[DIRECTIONS FOR THIS TASK]: Reproduce all of the records exactly.

━━━━━━━━━━━━━━━━

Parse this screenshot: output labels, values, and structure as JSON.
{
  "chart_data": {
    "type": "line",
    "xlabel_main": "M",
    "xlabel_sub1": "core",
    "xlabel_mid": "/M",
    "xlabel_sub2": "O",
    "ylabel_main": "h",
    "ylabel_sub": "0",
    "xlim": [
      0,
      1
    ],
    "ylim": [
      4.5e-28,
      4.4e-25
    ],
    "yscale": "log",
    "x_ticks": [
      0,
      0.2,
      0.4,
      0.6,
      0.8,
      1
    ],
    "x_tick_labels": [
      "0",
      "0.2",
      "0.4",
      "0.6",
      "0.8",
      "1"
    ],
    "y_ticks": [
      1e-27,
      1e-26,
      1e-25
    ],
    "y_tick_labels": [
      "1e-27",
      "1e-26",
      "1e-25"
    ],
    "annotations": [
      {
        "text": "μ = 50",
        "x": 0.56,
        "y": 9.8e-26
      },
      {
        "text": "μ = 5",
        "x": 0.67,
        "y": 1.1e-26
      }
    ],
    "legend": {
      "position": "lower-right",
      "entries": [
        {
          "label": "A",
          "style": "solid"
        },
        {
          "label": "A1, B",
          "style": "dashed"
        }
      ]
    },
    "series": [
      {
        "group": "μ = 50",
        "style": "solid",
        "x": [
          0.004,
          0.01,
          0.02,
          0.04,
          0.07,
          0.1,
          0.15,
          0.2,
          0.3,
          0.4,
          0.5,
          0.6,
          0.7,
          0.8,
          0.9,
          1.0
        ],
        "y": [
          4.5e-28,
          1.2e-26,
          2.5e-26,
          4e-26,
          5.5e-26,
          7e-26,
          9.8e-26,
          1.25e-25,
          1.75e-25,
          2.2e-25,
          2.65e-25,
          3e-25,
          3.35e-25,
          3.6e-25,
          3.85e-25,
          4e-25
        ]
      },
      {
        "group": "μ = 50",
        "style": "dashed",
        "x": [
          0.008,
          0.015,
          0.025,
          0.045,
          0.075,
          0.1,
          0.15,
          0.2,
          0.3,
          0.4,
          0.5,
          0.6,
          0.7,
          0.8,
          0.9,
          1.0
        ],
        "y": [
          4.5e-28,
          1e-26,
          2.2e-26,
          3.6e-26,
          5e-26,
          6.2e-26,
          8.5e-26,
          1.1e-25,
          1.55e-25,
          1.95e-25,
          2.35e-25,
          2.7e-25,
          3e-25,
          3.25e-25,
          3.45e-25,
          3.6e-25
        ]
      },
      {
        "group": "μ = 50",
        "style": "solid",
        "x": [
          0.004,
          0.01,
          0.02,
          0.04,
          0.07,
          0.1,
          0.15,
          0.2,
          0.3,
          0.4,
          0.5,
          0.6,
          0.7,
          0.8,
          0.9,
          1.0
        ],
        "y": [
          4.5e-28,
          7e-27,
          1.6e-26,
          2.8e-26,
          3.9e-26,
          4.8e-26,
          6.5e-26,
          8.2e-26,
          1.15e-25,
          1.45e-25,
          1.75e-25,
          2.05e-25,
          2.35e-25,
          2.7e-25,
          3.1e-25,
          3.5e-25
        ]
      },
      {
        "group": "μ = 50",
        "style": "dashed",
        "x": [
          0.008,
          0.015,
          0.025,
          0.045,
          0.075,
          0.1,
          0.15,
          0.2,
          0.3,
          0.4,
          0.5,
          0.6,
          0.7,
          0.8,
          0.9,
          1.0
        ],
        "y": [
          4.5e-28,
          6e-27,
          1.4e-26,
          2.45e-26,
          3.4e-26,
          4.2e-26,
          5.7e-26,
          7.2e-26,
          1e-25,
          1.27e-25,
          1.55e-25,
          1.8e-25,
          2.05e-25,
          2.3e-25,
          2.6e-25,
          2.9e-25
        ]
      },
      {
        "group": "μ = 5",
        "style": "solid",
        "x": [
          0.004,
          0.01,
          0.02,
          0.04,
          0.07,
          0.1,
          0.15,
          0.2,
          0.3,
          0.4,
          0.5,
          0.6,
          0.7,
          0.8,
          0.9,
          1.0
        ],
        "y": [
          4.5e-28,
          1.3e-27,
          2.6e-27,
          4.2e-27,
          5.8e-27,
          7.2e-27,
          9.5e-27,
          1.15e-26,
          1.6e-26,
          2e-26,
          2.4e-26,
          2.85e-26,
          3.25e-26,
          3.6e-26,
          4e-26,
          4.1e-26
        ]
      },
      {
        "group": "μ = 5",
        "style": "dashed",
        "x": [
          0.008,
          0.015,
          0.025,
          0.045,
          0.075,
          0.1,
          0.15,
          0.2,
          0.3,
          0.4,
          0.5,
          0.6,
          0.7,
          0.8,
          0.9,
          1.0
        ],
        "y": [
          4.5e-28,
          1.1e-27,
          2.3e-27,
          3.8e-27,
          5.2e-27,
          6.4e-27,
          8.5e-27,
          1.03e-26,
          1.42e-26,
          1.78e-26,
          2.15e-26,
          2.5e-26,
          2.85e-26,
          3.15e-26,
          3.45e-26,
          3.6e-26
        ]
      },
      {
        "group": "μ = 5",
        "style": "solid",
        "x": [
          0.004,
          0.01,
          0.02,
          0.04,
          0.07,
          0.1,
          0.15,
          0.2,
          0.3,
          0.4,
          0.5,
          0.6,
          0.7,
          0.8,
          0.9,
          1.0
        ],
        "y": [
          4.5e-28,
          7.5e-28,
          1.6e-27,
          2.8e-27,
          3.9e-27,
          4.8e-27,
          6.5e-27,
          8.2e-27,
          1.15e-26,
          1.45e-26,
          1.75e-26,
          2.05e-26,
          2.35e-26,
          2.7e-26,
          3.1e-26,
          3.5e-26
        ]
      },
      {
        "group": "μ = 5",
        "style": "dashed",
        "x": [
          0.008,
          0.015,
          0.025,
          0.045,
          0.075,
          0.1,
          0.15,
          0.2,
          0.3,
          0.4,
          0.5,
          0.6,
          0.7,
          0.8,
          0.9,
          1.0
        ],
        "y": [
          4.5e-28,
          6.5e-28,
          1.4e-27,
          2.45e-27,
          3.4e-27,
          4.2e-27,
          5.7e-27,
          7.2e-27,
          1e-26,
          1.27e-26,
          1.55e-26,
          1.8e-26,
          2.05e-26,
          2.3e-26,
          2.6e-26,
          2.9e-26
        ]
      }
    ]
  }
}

━━━━━━━━━━━━━━━━

[WRITTEN REPLY]:
Parse this screenshot: output labels, values, and structure as JSON.
{
  "chart_data": {
    "type": "line",
    "xlabel_main": "M",
    "xlabel_sub1": "core",
    "xlabel_mid": "/M",
    "xlabel_sub2": "O",
    "ylabel_main": "h",
    "ylabel_sub": "0",
    "xlim": [
      0,
      1
    ],
    "ylim": [
      4.5e-28,
      4.4e-25
    ],
    "yscale": "log",
    "x_ticks": [
      0,
      0.2,
      0.4,
      0.6,
      0.8,
      1
    ],
    "x_tick_labels": [
      "0",
      "0.2",
      "0.4",
      "0.6",
      "0.8",
      "1"
    ],
    "y_ticks": [
      1e-27,
      1e-26,
      1e-25
    ],
    "y_tick_labels": [
      "1e-27",
      "1e-26",
      "1e-25"
    ],
    "annotations": [
      {
        "text": "μ = 50",
        "x": 0.56,
        "y": 9.8e-26
      },
      {
        "text": "μ = 5",
        "x": 0.67,
        "y": 1.1e-26
      }
    ],
    "legend": {
      "position": "lower-right",
      "entries": [
        {
          "label": "A",
          "style": "solid"
        },
        {
          "label": "A1, B",
          "style": "dashed"
        }
      ]
    },
    "series": [
      {
        "group": "μ = 50",
        "style": "solid",
        "x": [
          0.004,
          0.01,
          0.02,
          0.04,
          0.07,
          0.1,
          0.15,
          0.2,
          0.3,
          0.4,
          0.5,
          0.6,
          0.7,
          0.8,
          0.9,
          1.0
        ],
        "y": [
          4.5e-28,
          1.2e-26,
          2.5e-26,
          4e-26,
          5.5e-26,
          7e-26,
          9.8e-26,
          1.25e-25,
          1.75e-25,
          2.2e-25,
          2.65e-25,
          3e-25,
          3.35e-25,
          3.6e-25,
          3.85e-25,
          4e-25
        ]
      },
      {
        "group": "μ = 50",
        "style": "dashed",
        "x": [
          0.008,
          0.015,
          0.025,
          0.045,
          0.075,
          0.1,
          0.15,
          0.2,
          0.3,
          0.4,
          0.5,
          0.6,
          0.7,
          0.8,
          0.9,
          1.0
        ],
        "y": [
          4.5e-28,
          1e-26,
          2.2e-26,
          3.6e-26,
          5e-26,
          6.2e-26,
          8.5e-26,
          1.1e-25,
          1.55e-25,
          1.95e-25,
          2.35e-25,
          2.7e-25,
          3e-25,
          3.25e-25,
          3.45e-25,
          3.6e-25
        ]
      },
      {
        "group": "μ = 50",
        "style": "solid",
        "x": [
          0.004,
          0.01,
          0.02,
          0.04,
          0.07,
          0.1,
          0.15,
          0.2,
          0.3,
          0.4,
          0.5,
          0.6,
          0.7,
          0.8,
          0.9,
          1.0
        ],
        "y": [
          4.5e-28,
          7e-27,
          1.6e-26,
          2.8e-26,
          3.9e-26,
          4.8e-26,
          6.5e-26,
          8.2e-26,
          1.15e-25,
          1.45e-25,
          1.75e-25,
          2.05e-25,
          2.35e-25,
          2.7e-25,
          3.1e-25,
          3.5e-25
        ]
      },
      {
        "group": "μ = 50",
        "style": "dashed",
        "x": [
          0.008,
          0.015,
          0.025,
          0.045,
          0.075,
          0.1,
          0.15,
          0.2,
          0.3,
          0.4,
          0.5,
          0.6,
          0.7,
          0.8,
          0.9,
          1.0
        ],
        "y": [
          4.5e-28,
          6e-27,
          1.4e-26,
          2.45e-26,
          3.4e-26,
          4.2e-26,
          5.7e-26,
          7.2e-26,
          1e-25,
          1.27e-25,
          1.55e-25,
          1.8e-25,
          2.05e-25,
          2.3e-25,
          2.6e-25,
          2.9e-25
        ]
      },
      {
        "group": "μ = 5",
        "style": "solid",
        "x": [
          0.004,
          0.01,
          0.02,
          0.04,
          0.07,
          0.1,
          0.15,
          0.2,
          0.3,
          0.4,
          0.5,
          0.6,
          0.7,
          0.8,
          0.9,
          1.0
        ],
        "y": [
          4.5e-28,
          1.3e-27,
          2.6e-27,
          4.2e-27,
          5.8e-27,
          7.2e-27,
          9.5e-27,
          1.15e-26,
          1.6e-26,
          2e-26,
          2.4e-26,
          2.85e-26,
          3.25e-26,
          3.6e-26,
          4e-26,
          4.1e-26
        ]
      },
      {
        "group": "μ = 5",
        "style": "dashed",
        "x": [
          0.008,
          0.015,
          0.025,
          0.045,
          0.075,
          0.1,
          0.15,
          0.2,
          0.3,
          0.4,
          0.5,
          0.6,
          0.7,
          0.8,
          0.9,
          1.0
        ],
        "y": [
          4.5e-28,
          1.1e-27,
          2.3e-27,
          3.8e-27,
          5.2e-27,
          6.4e-27,
          8.5e-27,
          1.03e-26,
          1.42e-26,
          1.78e-26,
          2.15e-26,
          2.5e-26,
          2.85e-26,
          3.15e-26,
          3.45e-26,
          3.6e-26
        ]
      },
      {
        "group": "μ = 5",
        "style": "solid",
        "x": [
          0.004,
          0.01,
          0.02,
          0.04,
          0.07,
          0.1,
          0.15,
          0.2,
          0.3,
          0.4,
          0.5,
          0.6,
          0.7,
          0.8,
          0.9,
          1.0
        ],
        "y": [
          4.5e-28,
          7.5e-28,
          1.6e-27,
          2.8e-27,
          3.9e-27,
          4.8e-27,
          6.5e-27,
          8.2e-27,
          1.15e-26,
          1.45e-26,
          1.75e-26,
          2.05e-26,
          2.35e-26,
          2.7e-26,
          3.1e-26,
          3.5e-26
        ]
      },
      {
        "group": "μ = 5",
        "style": "dashed",
        "x": [
          0.008,
          0.015,
          0.025,
          0.045,
          0.075,
          0.1,
          0.15,
          0.2,
          0.3,
          0.4,
          0.5,
          0.6,
          0.7,
          0.8,
          0.9,
          1.0
        ],
        "y": [
          4.5e-28,
          6.5e-28,
          1.4e-27,
          2.45e-27,
          3.4e-27,
          4.2e-27,
          5.7e-27,
          7.2e-27,
          1e-26,
          1.27e-26,
          1.55e-26,
          1.8e-26,
          2.05e-26,
          2.3e-26,
          2.6e-26,
          2.9e-26
        ]
      }
    ]
  }
}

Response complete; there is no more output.